THE PROBLEM:
Return every line of the items below unchanged, character for character.

DATASET ENTRIES:
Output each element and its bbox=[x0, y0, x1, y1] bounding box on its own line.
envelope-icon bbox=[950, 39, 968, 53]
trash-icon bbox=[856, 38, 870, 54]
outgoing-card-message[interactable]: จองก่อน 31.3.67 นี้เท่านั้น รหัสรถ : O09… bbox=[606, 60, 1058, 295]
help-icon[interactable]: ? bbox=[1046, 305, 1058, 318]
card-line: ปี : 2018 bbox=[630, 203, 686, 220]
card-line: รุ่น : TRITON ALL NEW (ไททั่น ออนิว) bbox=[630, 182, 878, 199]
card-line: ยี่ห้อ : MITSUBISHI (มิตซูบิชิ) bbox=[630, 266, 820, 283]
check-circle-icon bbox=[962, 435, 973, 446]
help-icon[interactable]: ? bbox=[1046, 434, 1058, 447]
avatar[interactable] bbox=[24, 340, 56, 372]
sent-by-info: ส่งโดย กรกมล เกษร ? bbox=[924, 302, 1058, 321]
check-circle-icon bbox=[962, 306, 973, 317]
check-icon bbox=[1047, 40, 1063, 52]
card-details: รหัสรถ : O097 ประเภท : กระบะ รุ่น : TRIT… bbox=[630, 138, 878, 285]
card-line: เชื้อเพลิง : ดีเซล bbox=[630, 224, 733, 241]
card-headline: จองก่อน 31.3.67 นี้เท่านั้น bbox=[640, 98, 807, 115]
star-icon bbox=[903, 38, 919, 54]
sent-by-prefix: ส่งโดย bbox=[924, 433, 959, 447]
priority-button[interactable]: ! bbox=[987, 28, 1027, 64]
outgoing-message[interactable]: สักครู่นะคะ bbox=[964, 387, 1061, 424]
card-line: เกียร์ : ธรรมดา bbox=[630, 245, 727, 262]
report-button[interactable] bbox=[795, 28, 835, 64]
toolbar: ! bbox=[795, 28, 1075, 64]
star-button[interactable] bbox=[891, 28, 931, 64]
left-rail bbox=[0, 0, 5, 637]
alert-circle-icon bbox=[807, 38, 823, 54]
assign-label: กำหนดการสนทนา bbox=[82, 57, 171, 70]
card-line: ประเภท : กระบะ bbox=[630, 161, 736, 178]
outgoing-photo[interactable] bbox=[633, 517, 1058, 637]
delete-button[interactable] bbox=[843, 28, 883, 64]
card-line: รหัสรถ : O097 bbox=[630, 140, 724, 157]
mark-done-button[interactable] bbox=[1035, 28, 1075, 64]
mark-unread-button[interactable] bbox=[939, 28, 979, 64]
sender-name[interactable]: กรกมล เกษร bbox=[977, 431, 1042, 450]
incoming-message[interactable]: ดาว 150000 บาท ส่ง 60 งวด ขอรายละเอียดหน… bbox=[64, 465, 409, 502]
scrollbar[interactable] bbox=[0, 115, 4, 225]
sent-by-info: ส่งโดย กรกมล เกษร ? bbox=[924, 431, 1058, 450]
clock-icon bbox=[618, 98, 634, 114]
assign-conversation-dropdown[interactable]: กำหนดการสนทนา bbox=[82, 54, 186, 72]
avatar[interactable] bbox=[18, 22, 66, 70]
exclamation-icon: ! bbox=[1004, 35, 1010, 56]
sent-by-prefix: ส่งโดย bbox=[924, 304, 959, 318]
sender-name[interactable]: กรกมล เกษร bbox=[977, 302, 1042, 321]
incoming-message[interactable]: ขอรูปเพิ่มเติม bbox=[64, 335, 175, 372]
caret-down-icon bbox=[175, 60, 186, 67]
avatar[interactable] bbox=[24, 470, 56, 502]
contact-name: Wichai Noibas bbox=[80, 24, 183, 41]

RESPONSE TO THIS TASK:
Output each element and its bbox=[x0, y0, x1, y1] bounding box on its own line.
envelope-icon bbox=[950, 39, 968, 53]
trash-icon bbox=[856, 38, 870, 54]
outgoing-card-message[interactable]: จองก่อน 31.3.67 นี้เท่านั้น รหัสรถ : O09… bbox=[606, 60, 1058, 295]
help-icon[interactable]: ? bbox=[1046, 305, 1058, 318]
card-line: ปี : 2018 bbox=[630, 203, 686, 220]
card-line: รุ่น : TRITON ALL NEW (ไททั่น ออนิว) bbox=[630, 182, 878, 199]
card-line: ยี่ห้อ : MITSUBISHI (มิตซูบิชิ) bbox=[630, 266, 820, 283]
check-circle-icon bbox=[962, 435, 973, 446]
help-icon[interactable]: ? bbox=[1046, 434, 1058, 447]
avatar[interactable] bbox=[24, 340, 56, 372]
sent-by-info: ส่งโดย กรกมล เกษร ? bbox=[924, 302, 1058, 321]
check-circle-icon bbox=[962, 306, 973, 317]
check-icon bbox=[1047, 40, 1063, 52]
card-details: รหัสรถ : O097 ประเภท : กระบะ รุ่น : TRIT… bbox=[630, 138, 878, 285]
card-line: เชื้อเพลิง : ดีเซล bbox=[630, 224, 733, 241]
card-headline: จองก่อน 31.3.67 นี้เท่านั้น bbox=[640, 98, 807, 115]
star-icon bbox=[903, 38, 919, 54]
sent-by-prefix: ส่งโดย bbox=[924, 433, 959, 447]
priority-button[interactable]: ! bbox=[987, 28, 1027, 64]
outgoing-message[interactable]: สักครู่นะคะ bbox=[964, 387, 1061, 424]
card-line: เกียร์ : ธรรมดา bbox=[630, 245, 727, 262]
report-button[interactable] bbox=[795, 28, 835, 64]
toolbar: ! bbox=[795, 28, 1075, 64]
star-button[interactable] bbox=[891, 28, 931, 64]
left-rail bbox=[0, 0, 5, 637]
alert-circle-icon bbox=[807, 38, 823, 54]
assign-label: กำหนดการสนทนา bbox=[82, 57, 171, 70]
card-line: ประเภท : กระบะ bbox=[630, 161, 736, 178]
outgoing-photo[interactable] bbox=[633, 517, 1058, 637]
delete-button[interactable] bbox=[843, 28, 883, 64]
card-line: รหัสรถ : O097 bbox=[630, 140, 724, 157]
mark-done-button[interactable] bbox=[1035, 28, 1075, 64]
mark-unread-button[interactable] bbox=[939, 28, 979, 64]
sender-name[interactable]: กรกมล เกษร bbox=[977, 431, 1042, 450]
incoming-message[interactable]: ดาว 150000 บาท ส่ง 60 งวด ขอรายละเอียดหน… bbox=[64, 465, 409, 502]
scrollbar[interactable] bbox=[0, 115, 4, 225]
sent-by-info: ส่งโดย กรกมล เกษร ? bbox=[924, 431, 1058, 450]
clock-icon bbox=[618, 98, 634, 114]
assign-conversation-dropdown[interactable]: กำหนดการสนทนา bbox=[82, 54, 186, 72]
avatar[interactable] bbox=[18, 22, 66, 70]
exclamation-icon: ! bbox=[1004, 35, 1010, 56]
sent-by-prefix: ส่งโดย bbox=[924, 304, 959, 318]
sender-name[interactable]: กรกมล เกษร bbox=[977, 302, 1042, 321]
incoming-message[interactable]: ขอรูปเพิ่มเติม bbox=[64, 335, 175, 372]
caret-down-icon bbox=[175, 60, 186, 67]
avatar[interactable] bbox=[24, 470, 56, 502]
contact-name: Wichai Noibas bbox=[80, 24, 183, 41]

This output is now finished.